[Extracts from a graphics dataset]
____
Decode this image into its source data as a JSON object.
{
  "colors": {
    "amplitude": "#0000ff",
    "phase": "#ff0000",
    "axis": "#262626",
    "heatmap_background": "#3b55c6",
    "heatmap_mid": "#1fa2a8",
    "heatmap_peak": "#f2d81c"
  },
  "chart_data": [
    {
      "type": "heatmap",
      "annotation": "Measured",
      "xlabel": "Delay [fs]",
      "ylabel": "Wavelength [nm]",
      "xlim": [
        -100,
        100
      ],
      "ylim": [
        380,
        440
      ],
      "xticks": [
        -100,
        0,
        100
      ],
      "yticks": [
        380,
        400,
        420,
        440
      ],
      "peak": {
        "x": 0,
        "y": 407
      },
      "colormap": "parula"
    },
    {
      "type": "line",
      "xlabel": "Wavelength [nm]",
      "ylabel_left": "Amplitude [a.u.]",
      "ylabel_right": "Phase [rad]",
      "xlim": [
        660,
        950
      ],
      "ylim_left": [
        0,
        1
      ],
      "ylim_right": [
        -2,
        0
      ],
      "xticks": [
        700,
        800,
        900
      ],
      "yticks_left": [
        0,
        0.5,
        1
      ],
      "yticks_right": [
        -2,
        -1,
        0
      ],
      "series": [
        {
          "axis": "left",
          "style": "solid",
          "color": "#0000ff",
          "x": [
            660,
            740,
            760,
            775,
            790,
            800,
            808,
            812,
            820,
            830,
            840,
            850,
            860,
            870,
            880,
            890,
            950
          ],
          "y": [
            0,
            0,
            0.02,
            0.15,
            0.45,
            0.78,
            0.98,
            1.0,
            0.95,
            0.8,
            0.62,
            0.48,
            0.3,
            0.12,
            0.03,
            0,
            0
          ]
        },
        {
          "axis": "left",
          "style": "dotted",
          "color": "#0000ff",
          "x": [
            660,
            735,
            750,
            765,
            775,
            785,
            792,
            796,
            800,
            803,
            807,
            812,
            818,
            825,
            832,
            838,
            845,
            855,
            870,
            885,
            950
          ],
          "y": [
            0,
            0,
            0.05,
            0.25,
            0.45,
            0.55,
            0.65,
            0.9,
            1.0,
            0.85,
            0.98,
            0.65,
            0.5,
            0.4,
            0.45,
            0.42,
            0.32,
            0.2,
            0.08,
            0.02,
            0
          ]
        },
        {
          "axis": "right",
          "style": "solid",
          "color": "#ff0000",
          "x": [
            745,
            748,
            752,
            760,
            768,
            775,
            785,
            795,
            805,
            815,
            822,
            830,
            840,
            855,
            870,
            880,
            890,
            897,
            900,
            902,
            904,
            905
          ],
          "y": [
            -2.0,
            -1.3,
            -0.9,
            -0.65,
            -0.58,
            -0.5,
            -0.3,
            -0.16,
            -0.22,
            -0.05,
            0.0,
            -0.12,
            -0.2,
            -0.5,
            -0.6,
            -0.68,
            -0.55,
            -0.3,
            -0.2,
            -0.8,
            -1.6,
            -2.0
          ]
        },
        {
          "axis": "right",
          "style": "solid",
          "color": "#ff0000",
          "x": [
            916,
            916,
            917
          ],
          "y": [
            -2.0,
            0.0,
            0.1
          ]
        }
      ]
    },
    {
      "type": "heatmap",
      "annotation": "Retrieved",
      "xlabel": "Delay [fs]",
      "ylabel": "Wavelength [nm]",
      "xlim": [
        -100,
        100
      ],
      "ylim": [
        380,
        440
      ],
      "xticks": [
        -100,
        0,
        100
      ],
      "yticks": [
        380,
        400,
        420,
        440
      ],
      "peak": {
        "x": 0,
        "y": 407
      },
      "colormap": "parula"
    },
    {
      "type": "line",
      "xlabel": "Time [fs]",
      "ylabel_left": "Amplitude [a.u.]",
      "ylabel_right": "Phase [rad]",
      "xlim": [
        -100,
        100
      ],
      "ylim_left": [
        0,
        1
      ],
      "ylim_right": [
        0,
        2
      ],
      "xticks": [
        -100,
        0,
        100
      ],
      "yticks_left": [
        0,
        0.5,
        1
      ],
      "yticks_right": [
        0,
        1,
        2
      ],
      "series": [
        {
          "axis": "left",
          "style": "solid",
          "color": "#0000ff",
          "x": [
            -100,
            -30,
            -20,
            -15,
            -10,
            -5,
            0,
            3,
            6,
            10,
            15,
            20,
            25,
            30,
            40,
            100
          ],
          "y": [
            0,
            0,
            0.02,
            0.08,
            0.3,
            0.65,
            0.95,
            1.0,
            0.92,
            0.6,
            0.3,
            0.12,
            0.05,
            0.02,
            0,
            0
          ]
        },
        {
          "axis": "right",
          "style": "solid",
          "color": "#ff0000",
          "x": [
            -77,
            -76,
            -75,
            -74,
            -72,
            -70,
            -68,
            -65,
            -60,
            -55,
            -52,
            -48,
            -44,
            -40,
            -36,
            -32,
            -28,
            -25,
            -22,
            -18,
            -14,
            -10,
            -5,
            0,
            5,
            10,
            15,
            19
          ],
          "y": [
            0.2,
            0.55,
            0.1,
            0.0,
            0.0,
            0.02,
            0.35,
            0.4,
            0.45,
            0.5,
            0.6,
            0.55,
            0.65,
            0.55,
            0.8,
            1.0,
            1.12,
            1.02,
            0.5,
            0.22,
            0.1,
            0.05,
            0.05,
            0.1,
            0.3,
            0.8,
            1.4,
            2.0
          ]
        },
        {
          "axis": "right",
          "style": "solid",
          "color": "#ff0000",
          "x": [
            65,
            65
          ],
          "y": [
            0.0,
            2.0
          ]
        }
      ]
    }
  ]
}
____
§ Task instructions
Reproduce all of the data exactly as given.

§ Written solution
Decode this image into its source data as a JSON object.
{
  "colors": {
    "amplitude": "#0000ff",
    "phase": "#ff0000",
    "axis": "#262626",
    "heatmap_background": "#3b55c6",
    "heatmap_mid": "#1fa2a8",
    "heatmap_peak": "#f2d81c"
  },
  "chart_data": [
    {
      "type": "heatmap",
      "annotation": "Measured",
      "xlabel": "Delay [fs]",
      "ylabel": "Wavelength [nm]",
      "xlim": [
        -100,
        100
      ],
      "ylim": [
        380,
        440
      ],
      "xticks": [
        -100,
        0,
        100
      ],
      "yticks": [
        380,
        400,
        420,
        440
      ],
      "peak": {
        "x": 0,
        "y": 407
      },
      "colormap": "parula"
    },
    {
      "type": "line",
      "xlabel": "Wavelength [nm]",
      "ylabel_left": "Amplitude [a.u.]",
      "ylabel_right": "Phase [rad]",
      "xlim": [
        660,
        950
      ],
      "ylim_left": [
        0,
        1
      ],
      "ylim_right": [
        -2,
        0
      ],
      "xticks": [
        700,
        800,
        900
      ],
      "yticks_left": [
        0,
        0.5,
        1
      ],
      "yticks_right": [
        -2,
        -1,
        0
      ],
      "series": [
        {
          "axis": "left",
          "style": "solid",
          "color": "#0000ff",
          "x": [
            660,
            740,
            760,
            775,
            790,
            800,
            808,
            812,
            820,
            830,
            840,
            850,
            860,
            870,
            880,
            890,
            950
          ],
          "y": [
            0,
            0,
            0.02,
            0.15,
            0.45,
            0.78,
            0.98,
            1.0,
            0.95,
            0.8,
            0.62,
            0.48,
            0.3,
            0.12,
            0.03,
            0,
            0
          ]
        },
        {
          "axis": "left",
          "style": "dotted",
          "color": "#0000ff",
          "x": [
            660,
            735,
            750,
            765,
            775,
            785,
            792,
            796,
            800,
            803,
            807,
            812,
            818,
            825,
            832,
            838,
            845,
            855,
            870,
            885,
            950
          ],
          "y": [
            0,
            0,
            0.05,
            0.25,
            0.45,
            0.55,
            0.65,
            0.9,
            1.0,
            0.85,
            0.98,
            0.65,
            0.5,
            0.4,
            0.45,
            0.42,
            0.32,
            0.2,
            0.08,
            0.02,
            0
          ]
        },
        {
          "axis": "right",
          "style": "solid",
          "color": "#ff0000",
          "x": [
            745,
            748,
            752,
            760,
            768,
            775,
            785,
            795,
            805,
            815,
            822,
            830,
            840,
            855,
            870,
            880,
            890,
            897,
            900,
            902,
            904,
            905
          ],
          "y": [
            -2.0,
            -1.3,
            -0.9,
            -0.65,
            -0.58,
            -0.5,
            -0.3,
            -0.16,
            -0.22,
            -0.05,
            0.0,
            -0.12,
            -0.2,
            -0.5,
            -0.6,
            -0.68,
            -0.55,
            -0.3,
            -0.2,
            -0.8,
            -1.6,
            -2.0
          ]
        },
        {
          "axis": "right",
          "style": "solid",
          "color": "#ff0000",
          "x": [
            916,
            916,
            917
          ],
          "y": [
            -2.0,
            0.0,
            0.1
          ]
        }
      ]
    },
    {
      "type": "heatmap",
      "annotation": "Retrieved",
      "xlabel": "Delay [fs]",
      "ylabel": "Wavelength [nm]",
      "xlim": [
        -100,
        100
      ],
      "ylim": [
        380,
        440
      ],
      "xticks": [
        -100,
        0,
        100
      ],
      "yticks": [
        380,
        400,
        420,
        440
      ],
      "peak": {
        "x": 0,
        "y": 407
      },
      "colormap": "parula"
    },
    {
      "type": "line",
      "xlabel": "Time [fs]",
      "ylabel_left": "Amplitude [a.u.]",
      "ylabel_right": "Phase [rad]",
      "xlim": [
        -100,
        100
      ],
      "ylim_left": [
        0,
        1
      ],
      "ylim_right": [
        0,
        2
      ],
      "xticks": [
        -100,
        0,
        100
      ],
      "yticks_left": [
        0,
        0.5,
        1
      ],
      "yticks_right": [
        0,
        1,
        2
      ],
      "series": [
        {
          "axis": "left",
          "style": "solid",
          "color": "#0000ff",
          "x": [
            -100,
            -30,
            -20,
            -15,
            -10,
            -5,
            0,
            3,
            6,
            10,
            15,
            20,
            25,
            30,
            40,
            100
          ],
          "y": [
            0,
            0,
            0.02,
            0.08,
            0.3,
            0.65,
            0.95,
            1.0,
            0.92,
            0.6,
            0.3,
            0.12,
            0.05,
            0.02,
            0,
            0
          ]
        },
        {
          "axis": "right",
          "style": "solid",
          "color": "#ff0000",
          "x": [
            -77,
            -76,
            -75,
            -74,
            -72,
            -70,
            -68,
            -65,
            -60,
            -55,
            -52,
            -48,
            -44,
            -40,
            -36,
            -32,
            -28,
            -25,
            -22,
            -18,
            -14,
            -10,
            -5,
            0,
            5,
            10,
            15,
            19
          ],
          "y": [
            0.2,
            0.55,
            0.1,
            0.0,
            0.0,
            0.02,
            0.35,
            0.4,
            0.45,
            0.5,
            0.6,
            0.55,
            0.65,
            0.55,
            0.8,
            1.0,
            1.12,
            1.02,
            0.5,
            0.22,
            0.1,
            0.05,
            0.05,
            0.1,
            0.3,
            0.8,
            1.4,
            2.0
          ]
        },
        {
          "axis": "right",
          "style": "solid",
          "color": "#ff0000",
          "x": [
            65,
            65
          ],
          "y": [
            0.0,
            2.0
          ]
        }
      ]
    }
  ]
}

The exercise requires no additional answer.